#### REQUIRED TASK
Scan the data below for the string "this". Copy every line where it appears.

#### ENTRIES
· · ·

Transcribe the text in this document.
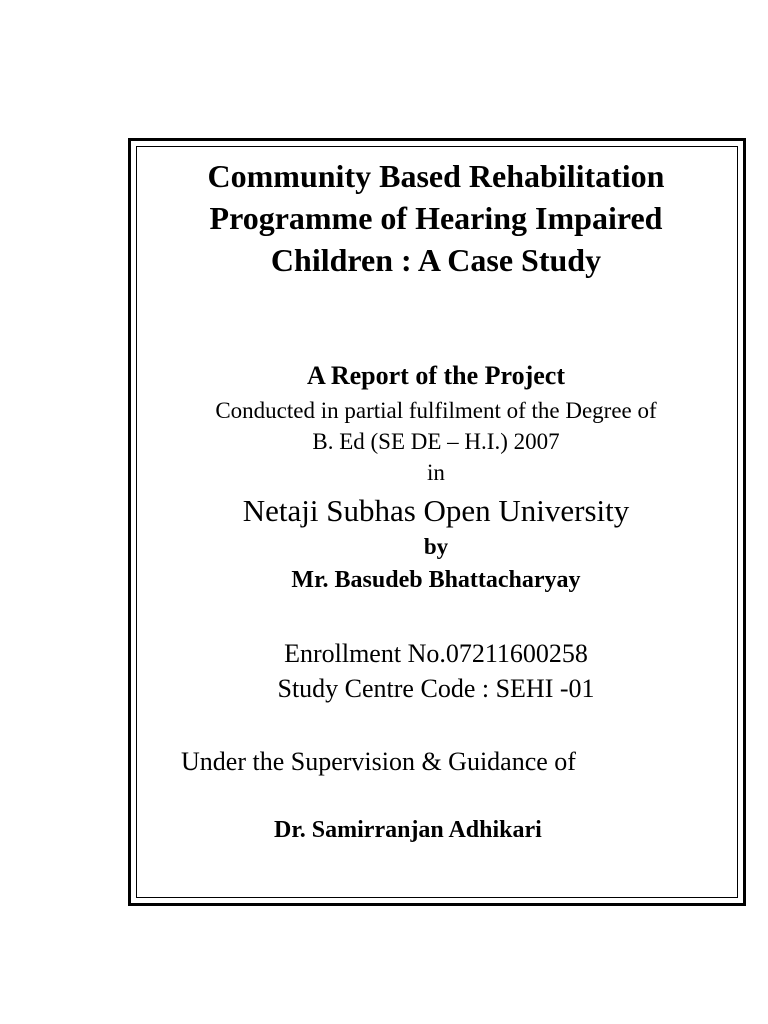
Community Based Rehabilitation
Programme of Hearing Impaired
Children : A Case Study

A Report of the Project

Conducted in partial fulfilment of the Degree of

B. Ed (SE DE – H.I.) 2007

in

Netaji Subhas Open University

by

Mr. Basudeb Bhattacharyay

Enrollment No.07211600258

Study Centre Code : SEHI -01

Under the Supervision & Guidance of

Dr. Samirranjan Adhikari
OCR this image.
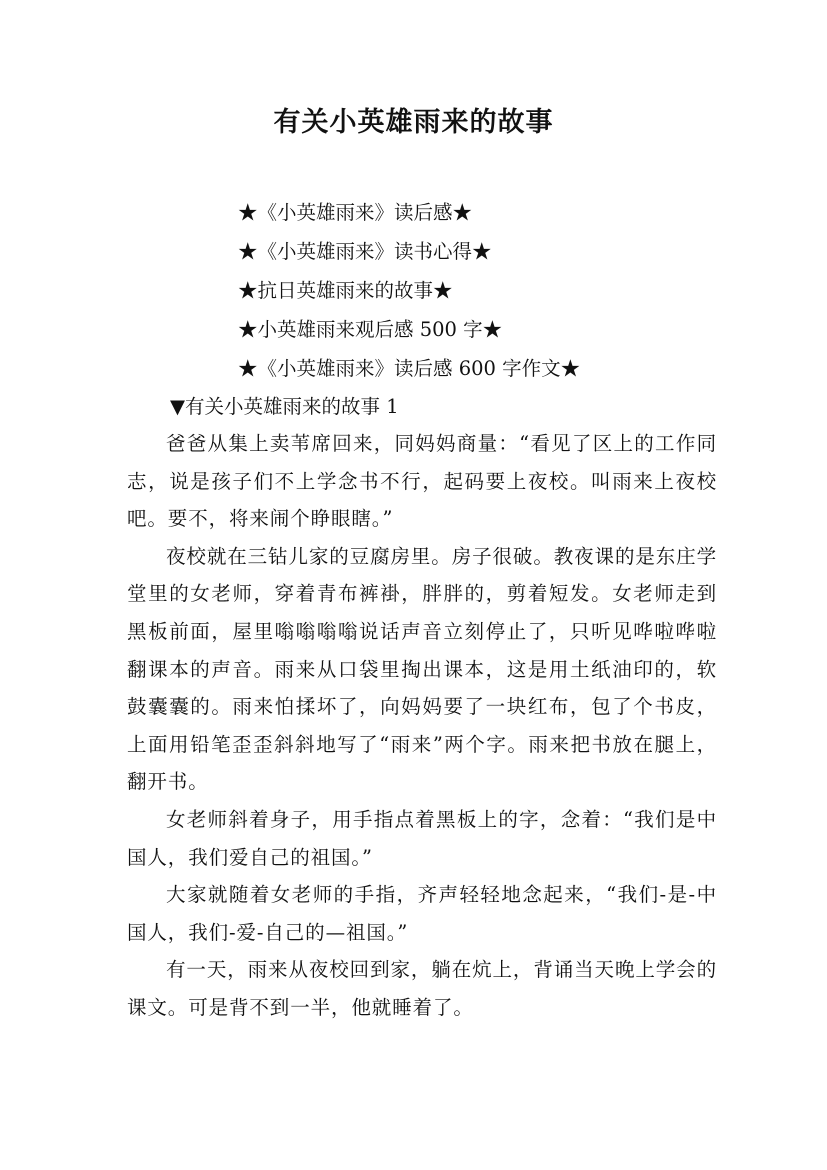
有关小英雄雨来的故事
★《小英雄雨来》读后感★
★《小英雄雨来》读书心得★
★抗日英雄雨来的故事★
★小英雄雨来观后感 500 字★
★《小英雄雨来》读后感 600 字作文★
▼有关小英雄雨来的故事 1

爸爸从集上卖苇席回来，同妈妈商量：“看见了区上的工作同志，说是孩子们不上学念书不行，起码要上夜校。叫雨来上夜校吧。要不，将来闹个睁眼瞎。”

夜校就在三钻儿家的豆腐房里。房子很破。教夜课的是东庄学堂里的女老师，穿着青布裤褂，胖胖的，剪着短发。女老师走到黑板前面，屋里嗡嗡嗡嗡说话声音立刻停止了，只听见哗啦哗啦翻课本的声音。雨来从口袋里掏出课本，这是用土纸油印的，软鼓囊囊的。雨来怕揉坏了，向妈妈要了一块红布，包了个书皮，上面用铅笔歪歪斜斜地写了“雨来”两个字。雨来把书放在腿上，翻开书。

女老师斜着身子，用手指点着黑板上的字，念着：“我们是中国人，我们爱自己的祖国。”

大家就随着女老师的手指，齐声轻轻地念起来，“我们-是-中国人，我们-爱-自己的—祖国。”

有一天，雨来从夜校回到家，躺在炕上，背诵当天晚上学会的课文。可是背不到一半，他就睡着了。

· · ·

#### WRITTEN REPLY
Transcribe the text in this document.
OCR this image.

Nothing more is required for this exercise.